Written instruction:
Select all lines in the records that include "your".

··· Provided data ···

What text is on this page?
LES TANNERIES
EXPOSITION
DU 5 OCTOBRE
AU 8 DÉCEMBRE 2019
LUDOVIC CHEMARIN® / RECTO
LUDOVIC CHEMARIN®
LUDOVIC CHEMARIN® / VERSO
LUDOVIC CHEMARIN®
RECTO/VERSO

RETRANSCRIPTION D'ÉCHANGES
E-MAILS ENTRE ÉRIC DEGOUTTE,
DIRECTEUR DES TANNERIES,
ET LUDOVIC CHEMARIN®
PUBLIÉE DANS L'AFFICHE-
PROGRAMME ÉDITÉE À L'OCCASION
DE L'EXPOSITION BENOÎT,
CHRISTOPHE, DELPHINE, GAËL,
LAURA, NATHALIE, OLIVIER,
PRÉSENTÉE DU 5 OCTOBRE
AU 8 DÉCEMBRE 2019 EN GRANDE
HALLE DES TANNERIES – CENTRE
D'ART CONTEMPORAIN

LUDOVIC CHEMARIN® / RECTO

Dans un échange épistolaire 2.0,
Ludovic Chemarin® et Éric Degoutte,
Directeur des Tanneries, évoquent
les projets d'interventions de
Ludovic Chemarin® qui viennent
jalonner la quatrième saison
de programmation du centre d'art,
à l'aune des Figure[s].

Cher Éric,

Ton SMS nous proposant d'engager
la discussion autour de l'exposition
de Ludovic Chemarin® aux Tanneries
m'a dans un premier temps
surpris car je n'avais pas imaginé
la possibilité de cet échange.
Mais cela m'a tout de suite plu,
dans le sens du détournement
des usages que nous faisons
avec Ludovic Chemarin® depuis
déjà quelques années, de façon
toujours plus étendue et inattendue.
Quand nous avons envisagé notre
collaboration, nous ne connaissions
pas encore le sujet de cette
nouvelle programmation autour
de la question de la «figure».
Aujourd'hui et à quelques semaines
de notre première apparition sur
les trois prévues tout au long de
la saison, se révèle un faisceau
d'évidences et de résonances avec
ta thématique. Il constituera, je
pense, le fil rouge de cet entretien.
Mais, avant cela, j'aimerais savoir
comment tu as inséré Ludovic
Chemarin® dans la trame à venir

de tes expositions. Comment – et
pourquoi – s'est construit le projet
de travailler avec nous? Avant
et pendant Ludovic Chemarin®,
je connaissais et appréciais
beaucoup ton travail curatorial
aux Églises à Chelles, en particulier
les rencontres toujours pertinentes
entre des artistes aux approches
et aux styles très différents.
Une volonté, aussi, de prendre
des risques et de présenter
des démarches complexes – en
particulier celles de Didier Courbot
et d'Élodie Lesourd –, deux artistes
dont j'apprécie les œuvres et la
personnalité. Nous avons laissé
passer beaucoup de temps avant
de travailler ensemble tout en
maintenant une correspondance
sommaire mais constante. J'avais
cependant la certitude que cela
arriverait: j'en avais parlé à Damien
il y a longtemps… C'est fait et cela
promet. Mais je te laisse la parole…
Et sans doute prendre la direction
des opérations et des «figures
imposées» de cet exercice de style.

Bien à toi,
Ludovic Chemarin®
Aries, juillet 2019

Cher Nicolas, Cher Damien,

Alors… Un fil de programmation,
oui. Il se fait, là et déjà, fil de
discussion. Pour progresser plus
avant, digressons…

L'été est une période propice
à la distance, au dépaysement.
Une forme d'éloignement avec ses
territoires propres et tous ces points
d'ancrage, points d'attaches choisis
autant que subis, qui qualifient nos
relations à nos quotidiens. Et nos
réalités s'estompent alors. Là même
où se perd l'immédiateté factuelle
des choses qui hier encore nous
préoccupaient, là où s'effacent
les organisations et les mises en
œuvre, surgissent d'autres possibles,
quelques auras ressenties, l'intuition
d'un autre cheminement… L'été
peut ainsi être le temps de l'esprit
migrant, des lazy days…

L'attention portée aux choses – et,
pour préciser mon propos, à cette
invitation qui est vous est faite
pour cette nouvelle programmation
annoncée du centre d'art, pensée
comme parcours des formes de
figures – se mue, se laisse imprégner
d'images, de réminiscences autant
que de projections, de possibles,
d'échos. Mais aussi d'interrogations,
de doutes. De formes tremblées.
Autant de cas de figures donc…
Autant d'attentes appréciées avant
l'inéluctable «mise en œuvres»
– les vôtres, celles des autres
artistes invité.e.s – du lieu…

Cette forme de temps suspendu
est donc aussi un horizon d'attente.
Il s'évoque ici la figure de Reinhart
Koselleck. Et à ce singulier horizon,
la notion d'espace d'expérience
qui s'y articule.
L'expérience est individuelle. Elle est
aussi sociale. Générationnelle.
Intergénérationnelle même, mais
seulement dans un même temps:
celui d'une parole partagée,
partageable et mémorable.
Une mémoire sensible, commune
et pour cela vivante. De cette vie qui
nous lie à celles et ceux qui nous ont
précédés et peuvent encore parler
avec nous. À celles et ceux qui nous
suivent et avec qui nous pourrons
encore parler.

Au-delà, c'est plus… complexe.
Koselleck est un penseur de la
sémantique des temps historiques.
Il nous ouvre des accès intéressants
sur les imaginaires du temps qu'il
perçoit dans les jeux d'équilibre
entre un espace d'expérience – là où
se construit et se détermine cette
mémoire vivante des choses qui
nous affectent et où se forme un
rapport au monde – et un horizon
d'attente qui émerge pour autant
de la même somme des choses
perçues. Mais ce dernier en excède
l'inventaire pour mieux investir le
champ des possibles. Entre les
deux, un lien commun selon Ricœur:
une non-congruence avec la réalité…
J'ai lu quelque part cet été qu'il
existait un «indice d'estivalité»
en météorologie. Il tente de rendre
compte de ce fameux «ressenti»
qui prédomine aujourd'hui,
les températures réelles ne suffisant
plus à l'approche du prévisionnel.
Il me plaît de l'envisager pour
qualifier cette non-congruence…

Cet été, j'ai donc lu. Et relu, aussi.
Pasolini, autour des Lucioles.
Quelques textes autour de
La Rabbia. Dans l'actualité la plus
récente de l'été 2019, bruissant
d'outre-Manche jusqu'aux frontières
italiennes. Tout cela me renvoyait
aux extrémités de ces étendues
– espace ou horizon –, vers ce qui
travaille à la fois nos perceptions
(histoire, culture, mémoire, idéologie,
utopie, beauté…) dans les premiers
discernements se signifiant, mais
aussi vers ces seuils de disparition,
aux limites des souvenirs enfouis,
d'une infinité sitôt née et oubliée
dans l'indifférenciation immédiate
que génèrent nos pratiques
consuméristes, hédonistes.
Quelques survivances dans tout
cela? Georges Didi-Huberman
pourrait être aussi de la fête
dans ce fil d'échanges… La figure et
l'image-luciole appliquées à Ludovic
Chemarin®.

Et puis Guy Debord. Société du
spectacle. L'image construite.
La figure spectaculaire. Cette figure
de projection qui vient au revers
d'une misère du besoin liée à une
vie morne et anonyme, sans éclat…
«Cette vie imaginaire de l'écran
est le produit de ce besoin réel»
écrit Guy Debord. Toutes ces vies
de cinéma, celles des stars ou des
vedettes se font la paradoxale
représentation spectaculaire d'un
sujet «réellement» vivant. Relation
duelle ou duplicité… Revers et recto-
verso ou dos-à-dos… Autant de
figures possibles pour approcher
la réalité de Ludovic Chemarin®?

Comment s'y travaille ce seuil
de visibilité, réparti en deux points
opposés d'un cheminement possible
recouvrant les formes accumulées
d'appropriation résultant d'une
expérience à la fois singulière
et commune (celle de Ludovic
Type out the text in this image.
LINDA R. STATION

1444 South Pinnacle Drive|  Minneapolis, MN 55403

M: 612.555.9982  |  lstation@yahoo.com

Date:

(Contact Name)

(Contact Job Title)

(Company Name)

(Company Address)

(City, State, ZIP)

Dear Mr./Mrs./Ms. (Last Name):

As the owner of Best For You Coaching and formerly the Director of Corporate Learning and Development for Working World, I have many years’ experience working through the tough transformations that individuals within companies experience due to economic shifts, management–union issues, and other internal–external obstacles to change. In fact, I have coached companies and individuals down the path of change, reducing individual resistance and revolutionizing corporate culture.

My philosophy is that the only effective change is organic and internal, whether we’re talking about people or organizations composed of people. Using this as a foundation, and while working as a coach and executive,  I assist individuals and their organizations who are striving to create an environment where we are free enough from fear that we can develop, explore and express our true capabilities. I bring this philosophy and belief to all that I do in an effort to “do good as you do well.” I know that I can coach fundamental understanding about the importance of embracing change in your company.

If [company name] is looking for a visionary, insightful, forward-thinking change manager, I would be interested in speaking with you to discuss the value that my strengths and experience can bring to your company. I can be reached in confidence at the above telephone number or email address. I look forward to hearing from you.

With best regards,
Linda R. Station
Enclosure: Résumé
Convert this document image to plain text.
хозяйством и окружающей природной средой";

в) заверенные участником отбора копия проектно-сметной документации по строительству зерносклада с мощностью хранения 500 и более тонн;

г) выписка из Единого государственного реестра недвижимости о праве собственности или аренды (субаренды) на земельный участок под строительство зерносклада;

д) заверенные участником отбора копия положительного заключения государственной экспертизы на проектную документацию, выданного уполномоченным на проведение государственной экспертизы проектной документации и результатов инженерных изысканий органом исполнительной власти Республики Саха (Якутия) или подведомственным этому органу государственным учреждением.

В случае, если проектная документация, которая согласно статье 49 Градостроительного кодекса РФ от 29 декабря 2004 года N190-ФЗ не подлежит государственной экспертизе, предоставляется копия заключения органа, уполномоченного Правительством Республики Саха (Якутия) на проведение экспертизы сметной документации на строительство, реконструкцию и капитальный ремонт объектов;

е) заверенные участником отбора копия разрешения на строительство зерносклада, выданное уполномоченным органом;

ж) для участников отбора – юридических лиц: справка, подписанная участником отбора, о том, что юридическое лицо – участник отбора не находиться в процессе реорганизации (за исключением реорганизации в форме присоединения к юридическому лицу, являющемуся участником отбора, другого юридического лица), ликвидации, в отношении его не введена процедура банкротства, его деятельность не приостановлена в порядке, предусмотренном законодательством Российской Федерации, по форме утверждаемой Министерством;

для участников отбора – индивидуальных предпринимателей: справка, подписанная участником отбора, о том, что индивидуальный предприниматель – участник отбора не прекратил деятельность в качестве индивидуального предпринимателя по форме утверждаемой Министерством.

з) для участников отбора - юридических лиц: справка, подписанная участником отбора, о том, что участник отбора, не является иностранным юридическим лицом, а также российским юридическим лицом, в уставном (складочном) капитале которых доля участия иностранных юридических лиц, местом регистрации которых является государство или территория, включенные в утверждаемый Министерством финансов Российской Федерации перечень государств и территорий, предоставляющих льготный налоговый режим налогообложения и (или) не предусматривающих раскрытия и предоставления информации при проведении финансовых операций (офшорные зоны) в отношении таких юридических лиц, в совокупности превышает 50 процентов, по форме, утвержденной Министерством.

···

Output for this task:
My philosophy is that the only effective change is organic and internal, whether we’re talking about people or organizations composed of people. Using this as a foundation, and while working as a coach and executive,  I assist individuals and their organizations who are striving to create an environment where we are free enough from fear that we can develop, explore and express our true capabilities. I bring this philosophy and belief to all that I do in an effort to “do good as you do well.” I know that I can coach fundamental understanding about the importance of embracing change in your company.
If [company name] is looking for a visionary, insightful, forward-thinking change manager, I would be interested in speaking with you to discuss the value that my strengths and experience can bring to your company. I can be reached in confidence at the above telephone number or email address. I look forward to hearing from you.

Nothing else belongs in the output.